# Your objective
Could you write out the records below exactly as they appear?

Stored data
══════════

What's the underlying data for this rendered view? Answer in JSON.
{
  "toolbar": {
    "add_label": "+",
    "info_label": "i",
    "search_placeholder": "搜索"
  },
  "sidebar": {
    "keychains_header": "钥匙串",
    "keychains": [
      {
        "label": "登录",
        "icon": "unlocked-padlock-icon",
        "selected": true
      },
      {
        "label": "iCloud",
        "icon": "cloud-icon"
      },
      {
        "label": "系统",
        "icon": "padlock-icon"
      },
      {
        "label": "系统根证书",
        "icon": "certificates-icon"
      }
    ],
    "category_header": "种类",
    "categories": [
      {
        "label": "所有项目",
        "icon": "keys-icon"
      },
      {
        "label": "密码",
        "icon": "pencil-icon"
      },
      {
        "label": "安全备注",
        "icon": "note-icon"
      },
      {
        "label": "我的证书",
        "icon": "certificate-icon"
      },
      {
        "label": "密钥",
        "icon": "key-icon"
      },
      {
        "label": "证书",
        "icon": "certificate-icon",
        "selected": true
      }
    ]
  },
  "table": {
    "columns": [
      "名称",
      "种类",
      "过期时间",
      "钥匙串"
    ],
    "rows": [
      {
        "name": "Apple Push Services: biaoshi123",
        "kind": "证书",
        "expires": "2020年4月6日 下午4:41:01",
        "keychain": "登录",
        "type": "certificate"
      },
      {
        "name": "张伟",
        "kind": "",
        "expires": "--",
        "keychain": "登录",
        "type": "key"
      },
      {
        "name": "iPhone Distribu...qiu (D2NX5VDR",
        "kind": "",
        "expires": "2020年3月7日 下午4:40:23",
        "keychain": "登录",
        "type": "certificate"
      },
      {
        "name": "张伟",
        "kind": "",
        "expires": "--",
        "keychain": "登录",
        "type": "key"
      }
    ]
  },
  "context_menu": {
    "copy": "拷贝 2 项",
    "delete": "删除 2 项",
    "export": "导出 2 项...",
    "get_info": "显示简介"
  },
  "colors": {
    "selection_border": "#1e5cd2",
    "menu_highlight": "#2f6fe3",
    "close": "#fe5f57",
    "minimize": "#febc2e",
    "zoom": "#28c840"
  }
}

══════════

# Answer to the exercise
What's the underlying data for this rendered view? Answer in JSON.
{
  "toolbar": {
    "add_label": "+",
    "info_label": "i",
    "search_placeholder": "搜索"
  },
  "sidebar": {
    "keychains_header": "钥匙串",
    "keychains": [
      {
        "label": "登录",
        "icon": "unlocked-padlock-icon",
        "selected": true
      },
      {
        "label": "iCloud",
        "icon": "cloud-icon"
      },
      {
        "label": "系统",
        "icon": "padlock-icon"
      },
      {
        "label": "系统根证书",
        "icon": "certificates-icon"
      }
    ],
    "category_header": "种类",
    "categories": [
      {
        "label": "所有项目",
        "icon": "keys-icon"
      },
      {
        "label": "密码",
        "icon": "pencil-icon"
      },
      {
        "label": "安全备注",
        "icon": "note-icon"
      },
      {
        "label": "我的证书",
        "icon": "certificate-icon"
      },
      {
        "label": "密钥",
        "icon": "key-icon"
      },
      {
        "label": "证书",
        "icon": "certificate-icon",
        "selected": true
      }
    ]
  },
  "table": {
    "columns": [
      "名称",
      "种类",
      "过期时间",
      "钥匙串"
    ],
    "rows": [
      {
        "name": "Apple Push Services: biaoshi123",
        "kind": "证书",
        "expires": "2020年4月6日 下午4:41:01",
        "keychain": "登录",
        "type": "certificate"
      },
      {
        "name": "张伟",
        "kind": "",
        "expires": "--",
        "keychain": "登录",
        "type": "key"
      },
      {
        "name": "iPhone Distribu...qiu (D2NX5VDR",
        "kind": "",
        "expires": "2020年3月7日 下午4:40:23",
        "keychain": "登录",
        "type": "certificate"
      },
      {
        "name": "张伟",
        "kind": "",
        "expires": "--",
        "keychain": "登录",
        "type": "key"
      }
    ]
  },
  "context_menu": {
    "copy": "拷贝 2 项",
    "delete": "删除 2 项",
    "export": "导出 2 项...",
    "get_info": "显示简介"
  },
  "colors": {
    "selection_border": "#1e5cd2",
    "menu_highlight": "#2f6fe3",
    "close": "#fe5f57",
    "minimize": "#febc2e",
    "zoom": "#28c840"
  }
}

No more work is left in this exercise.